EXCERPT PROVIDED:
★ ★ ★ ★ ★ ★ ★

27. We also do not find substance in the challenge that the equality clause in the Constitution is violated because the definition ropes in anyone charged more than once, irrespective of whether the charge resulted in an acquittal or conviction. The circumstances that followed the charge are not material. The provision only defines what is continued unlawful activities and refers to whether a person has been charged over a period of ten years for the purpose of seeing whether the person is charged for the first time or has been charged often. The circumstance of conviction or acquittal that followed the charge are not material. The limited purpose is to see antecedents of the person. Not to convict. In P. Rathinam v. Union of India the Supreme Court repelled a some what similar challenge to the validity of Section 309 of the IPC as follows:
"18. In so far as treating of different attempts to commit suicide by the same measure is concerned, the same also cannot be regarded as violative of Article 14, inasmuch as the nature, gravity and extent of attempt may be taken care of by tailoring the sentence appropriately. It is worth pointing out that Section 309 has only provided the maximum sentence which is up to one year. It provides for imposition of fine only as a punishment."
28. Section 2(1)(d) defines what the continuing unlawful activity is and the enactment is intended to prevent and control organized crime. Organized crime is something which is continued unlawful activity and that continuing unlawful activity is repeatedly indulging or facing charge of indulgence in crimes punishable with three years or more. The definition therefore thus defines with clarity what is meant by continuing unlawful activity for the purpose of achieving the object of the Act. There is therefore no vagueness nor any violation of Article 14 of the Constitution. We therefore hold the definition in Section 2(1)(d) as constitutionally valid. We reject the submission of the petitioners and it is liable to be struck down for any of the two grounds dealt with by us in the foregoing paragraphs.

★ ★ ★ ★ ★ ★ ★

INFORMATION PROVIDED:
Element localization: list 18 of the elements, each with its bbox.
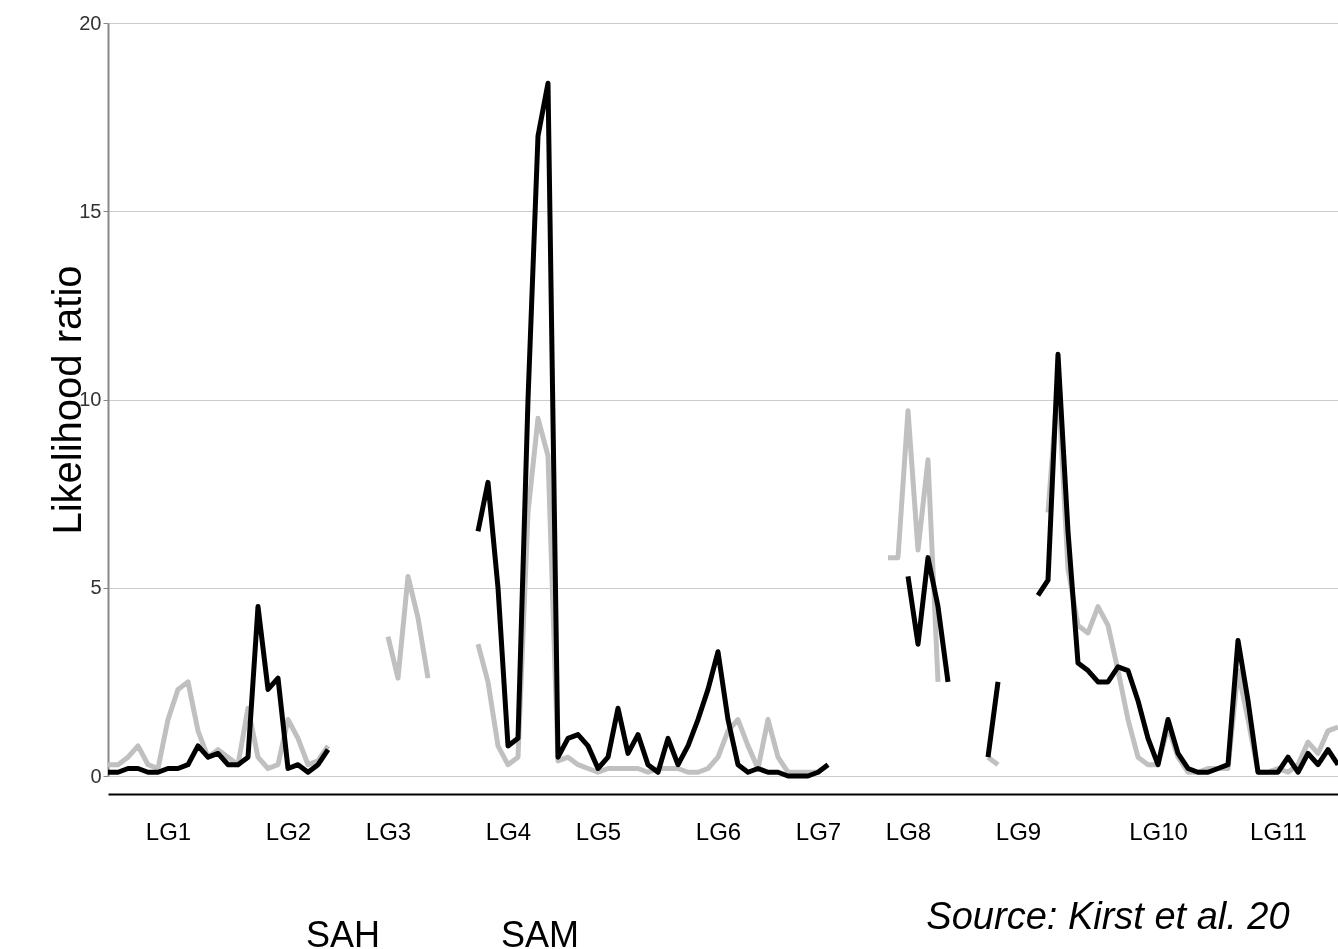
x-tick-label: LG6: [695, 817, 742, 845]
x-tick-label: LG9: [995, 817, 1042, 845]
x-tick-label: LG7: [795, 817, 842, 845]
y-tick-label: 5: [90, 576, 102, 599]
x-tick-label: LG5: [575, 817, 622, 845]
y-tick-label: 20: [79, 11, 102, 34]
x-tick-label: LG11: [1250, 817, 1307, 845]
source-note: Source: Kirst et al. 20: [926, 895, 1290, 937]
x-tick-label: LG3: [365, 817, 412, 845]
y-tick-label: 15: [79, 199, 102, 222]
x-tick-label: LG4: [485, 817, 532, 845]
x-tick-label: LG8: [885, 817, 932, 845]
x-tick-label: LG10: [1129, 817, 1188, 845]
y-tick-label: 0: [90, 764, 102, 787]
text: SAH: [305, 914, 381, 949]
x-tick-label: LG1: [145, 817, 192, 845]
text: SAM: [500, 914, 580, 949]
x-tick-label: LG2: [265, 817, 312, 845]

★ ★ ★ ★ ★ ★ ★

How would this sentence from the court ruling above read in Spanish: "There is therefore no vagueness nor any violation of Article 14 of the Constitution."?

Por lo tanto, no hay vaguedad ni violación alguna del artículo 14 de la Constitución.